Pull every line out of the material below and reproduce each one word for word, without changing anything.

***** Records provided *****

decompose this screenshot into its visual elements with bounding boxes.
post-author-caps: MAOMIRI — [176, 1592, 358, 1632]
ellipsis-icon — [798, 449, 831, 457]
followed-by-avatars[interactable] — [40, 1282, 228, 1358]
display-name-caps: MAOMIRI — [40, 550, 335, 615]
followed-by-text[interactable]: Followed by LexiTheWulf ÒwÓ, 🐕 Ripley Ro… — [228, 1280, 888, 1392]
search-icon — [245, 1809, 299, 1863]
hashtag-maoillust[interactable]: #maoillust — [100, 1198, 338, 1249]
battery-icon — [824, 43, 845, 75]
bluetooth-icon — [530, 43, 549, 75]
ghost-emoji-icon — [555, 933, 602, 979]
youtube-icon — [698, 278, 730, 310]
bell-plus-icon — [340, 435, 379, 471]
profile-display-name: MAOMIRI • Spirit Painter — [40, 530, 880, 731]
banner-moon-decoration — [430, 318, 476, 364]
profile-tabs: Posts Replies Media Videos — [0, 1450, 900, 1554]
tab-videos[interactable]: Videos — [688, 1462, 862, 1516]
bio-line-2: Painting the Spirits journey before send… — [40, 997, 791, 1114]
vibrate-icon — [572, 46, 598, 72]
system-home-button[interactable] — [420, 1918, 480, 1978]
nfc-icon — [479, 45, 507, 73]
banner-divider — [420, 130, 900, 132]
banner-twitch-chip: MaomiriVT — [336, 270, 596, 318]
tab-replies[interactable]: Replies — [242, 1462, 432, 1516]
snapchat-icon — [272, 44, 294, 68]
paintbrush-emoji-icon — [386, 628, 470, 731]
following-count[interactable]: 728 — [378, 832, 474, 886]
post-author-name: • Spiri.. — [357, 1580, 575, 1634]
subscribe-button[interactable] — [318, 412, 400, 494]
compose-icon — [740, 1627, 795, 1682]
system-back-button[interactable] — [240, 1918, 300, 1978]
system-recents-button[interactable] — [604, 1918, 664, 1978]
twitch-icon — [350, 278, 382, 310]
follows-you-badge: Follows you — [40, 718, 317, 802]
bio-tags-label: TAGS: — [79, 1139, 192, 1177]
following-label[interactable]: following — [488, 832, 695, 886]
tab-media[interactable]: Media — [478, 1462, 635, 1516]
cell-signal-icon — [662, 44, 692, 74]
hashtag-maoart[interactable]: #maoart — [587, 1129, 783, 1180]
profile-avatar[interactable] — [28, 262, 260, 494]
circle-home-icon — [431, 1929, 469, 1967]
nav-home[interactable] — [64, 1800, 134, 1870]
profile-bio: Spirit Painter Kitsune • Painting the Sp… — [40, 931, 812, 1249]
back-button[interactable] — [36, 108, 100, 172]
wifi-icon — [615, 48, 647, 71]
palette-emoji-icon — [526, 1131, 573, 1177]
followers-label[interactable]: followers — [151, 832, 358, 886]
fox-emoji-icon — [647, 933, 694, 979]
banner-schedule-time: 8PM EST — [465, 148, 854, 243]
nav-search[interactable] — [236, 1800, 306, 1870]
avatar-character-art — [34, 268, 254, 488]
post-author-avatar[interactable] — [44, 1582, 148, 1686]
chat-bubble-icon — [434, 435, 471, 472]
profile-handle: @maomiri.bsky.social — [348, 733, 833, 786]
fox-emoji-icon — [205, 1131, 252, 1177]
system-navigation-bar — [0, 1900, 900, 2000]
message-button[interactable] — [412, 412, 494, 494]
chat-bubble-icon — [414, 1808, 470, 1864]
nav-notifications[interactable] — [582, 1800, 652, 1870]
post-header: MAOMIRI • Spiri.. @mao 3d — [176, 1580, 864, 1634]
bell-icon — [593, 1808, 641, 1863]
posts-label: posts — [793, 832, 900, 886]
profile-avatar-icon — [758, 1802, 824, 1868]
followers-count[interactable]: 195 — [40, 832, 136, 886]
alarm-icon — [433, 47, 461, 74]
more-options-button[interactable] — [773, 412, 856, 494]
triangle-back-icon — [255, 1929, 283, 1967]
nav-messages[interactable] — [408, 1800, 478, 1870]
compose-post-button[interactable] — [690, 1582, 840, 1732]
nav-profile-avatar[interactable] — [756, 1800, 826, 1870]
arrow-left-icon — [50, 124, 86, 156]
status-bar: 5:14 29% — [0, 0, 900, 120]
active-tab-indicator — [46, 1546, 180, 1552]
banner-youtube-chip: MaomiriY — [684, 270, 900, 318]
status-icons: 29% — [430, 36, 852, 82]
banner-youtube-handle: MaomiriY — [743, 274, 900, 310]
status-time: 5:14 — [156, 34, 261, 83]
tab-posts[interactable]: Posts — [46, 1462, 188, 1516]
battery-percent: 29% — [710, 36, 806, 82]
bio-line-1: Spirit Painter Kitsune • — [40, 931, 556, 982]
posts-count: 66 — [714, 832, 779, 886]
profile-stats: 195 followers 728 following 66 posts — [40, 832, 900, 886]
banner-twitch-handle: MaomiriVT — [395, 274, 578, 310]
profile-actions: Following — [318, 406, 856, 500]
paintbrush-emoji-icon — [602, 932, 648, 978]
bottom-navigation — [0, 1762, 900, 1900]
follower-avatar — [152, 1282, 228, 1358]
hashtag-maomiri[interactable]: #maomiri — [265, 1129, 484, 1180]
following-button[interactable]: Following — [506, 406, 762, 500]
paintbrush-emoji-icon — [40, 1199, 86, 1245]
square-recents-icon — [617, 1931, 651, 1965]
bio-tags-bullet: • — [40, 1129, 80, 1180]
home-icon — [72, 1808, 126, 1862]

*****

_Exercise solution_
decompose this screenshot into its visual elements with bounding boxes.
post-author-caps: MAOMIRI — [176, 1592, 358, 1632]
ellipsis-icon — [798, 449, 831, 457]
followed-by-avatars[interactable] — [40, 1282, 228, 1358]
display-name-caps: MAOMIRI — [40, 550, 335, 615]
followed-by-text[interactable]: Followed by LexiTheWulf ÒwÓ, 🐕 Ripley Ro… — [228, 1280, 888, 1392]
search-icon — [245, 1809, 299, 1863]
hashtag-maoillust[interactable]: #maoillust — [100, 1198, 338, 1249]
battery-icon — [824, 43, 845, 75]
bluetooth-icon — [530, 43, 549, 75]
ghost-emoji-icon — [555, 933, 602, 979]
youtube-icon — [698, 278, 730, 310]
bell-plus-icon — [340, 435, 379, 471]
profile-display-name: MAOMIRI • Spirit Painter — [40, 530, 880, 731]
banner-moon-decoration — [430, 318, 476, 364]
profile-tabs: Posts Replies Media Videos — [0, 1450, 900, 1554]
tab-videos[interactable]: Videos — [688, 1462, 862, 1516]
bio-line-2: Painting the Spirits journey before send… — [40, 997, 791, 1114]
vibrate-icon — [572, 46, 598, 72]
system-home-button[interactable] — [420, 1918, 480, 1978]
nfc-icon — [479, 45, 507, 73]
banner-divider — [420, 130, 900, 132]
banner-twitch-chip: MaomiriVT — [336, 270, 596, 318]
tab-replies[interactable]: Replies — [242, 1462, 432, 1516]
snapchat-icon — [272, 44, 294, 68]
paintbrush-emoji-icon — [386, 628, 470, 731]
following-count[interactable]: 728 — [378, 832, 474, 886]
post-author-name: • Spiri.. — [357, 1580, 575, 1634]
subscribe-button[interactable] — [318, 412, 400, 494]
compose-icon — [740, 1627, 795, 1682]
system-back-button[interactable] — [240, 1918, 300, 1978]
system-recents-button[interactable] — [604, 1918, 664, 1978]
twitch-icon — [350, 278, 382, 310]
follows-you-badge: Follows you — [40, 718, 317, 802]
bio-tags-label: TAGS: — [79, 1139, 192, 1177]
following-label[interactable]: following — [488, 832, 695, 886]
tab-media[interactable]: Media — [478, 1462, 635, 1516]
cell-signal-icon — [662, 44, 692, 74]
hashtag-maoart[interactable]: #maoart — [587, 1129, 783, 1180]
profile-avatar[interactable] — [28, 262, 260, 494]
circle-home-icon — [431, 1929, 469, 1967]
nav-home[interactable] — [64, 1800, 134, 1870]
profile-bio: Spirit Painter Kitsune • Painting the Sp… — [40, 931, 812, 1249]
back-button[interactable] — [36, 108, 100, 172]
wifi-icon — [615, 48, 647, 71]
palette-emoji-icon — [526, 1131, 573, 1177]
followers-label[interactable]: followers — [151, 832, 358, 886]
fox-emoji-icon — [647, 933, 694, 979]
banner-schedule-time: 8PM EST — [465, 148, 854, 243]
nav-search[interactable] — [236, 1800, 306, 1870]
avatar-character-art — [34, 268, 254, 488]
post-author-avatar[interactable] — [44, 1582, 148, 1686]
chat-bubble-icon — [434, 435, 471, 472]
profile-handle: @maomiri.bsky.social — [348, 733, 833, 786]
fox-emoji-icon — [205, 1131, 252, 1177]
system-navigation-bar — [0, 1900, 900, 2000]
message-button[interactable] — [412, 412, 494, 494]
chat-bubble-icon — [414, 1808, 470, 1864]
nav-notifications[interactable] — [582, 1800, 652, 1870]
post-header: MAOMIRI • Spiri.. @mao 3d — [176, 1580, 864, 1634]
bell-icon — [593, 1808, 641, 1863]
posts-label: posts — [793, 832, 900, 886]
profile-avatar-icon — [758, 1802, 824, 1868]
followers-count[interactable]: 195 — [40, 832, 136, 886]
alarm-icon — [433, 47, 461, 74]
more-options-button[interactable] — [773, 412, 856, 494]
triangle-back-icon — [255, 1929, 283, 1967]
nav-messages[interactable] — [408, 1800, 478, 1870]
compose-post-button[interactable] — [690, 1582, 840, 1732]
nav-profile-avatar[interactable] — [756, 1800, 826, 1870]
arrow-left-icon — [50, 124, 86, 156]
status-bar: 5:14 29% — [0, 0, 900, 120]
active-tab-indicator — [46, 1546, 180, 1552]
banner-youtube-chip: MaomiriY — [684, 270, 900, 318]
status-icons: 29% — [430, 36, 852, 82]
banner-youtube-handle: MaomiriY — [743, 274, 900, 310]
status-time: 5:14 — [156, 34, 261, 83]
tab-posts[interactable]: Posts — [46, 1462, 188, 1516]
battery-percent: 29% — [710, 36, 806, 82]
bio-line-1: Spirit Painter Kitsune • — [40, 931, 556, 982]
posts-count: 66 — [714, 832, 779, 886]
profile-stats: 195 followers 728 following 66 posts — [40, 832, 900, 886]
banner-twitch-handle: MaomiriVT — [395, 274, 578, 310]
profile-actions: Following — [318, 406, 856, 500]
paintbrush-emoji-icon — [602, 932, 648, 978]
bottom-navigation — [0, 1762, 900, 1900]
follower-avatar — [152, 1282, 228, 1358]
hashtag-maomiri[interactable]: #maomiri — [265, 1129, 484, 1180]
following-button[interactable]: Following — [506, 406, 762, 500]
paintbrush-emoji-icon — [40, 1199, 86, 1245]
square-recents-icon — [617, 1931, 651, 1965]
bio-tags-bullet: • — [40, 1129, 80, 1180]
home-icon — [72, 1808, 126, 1862]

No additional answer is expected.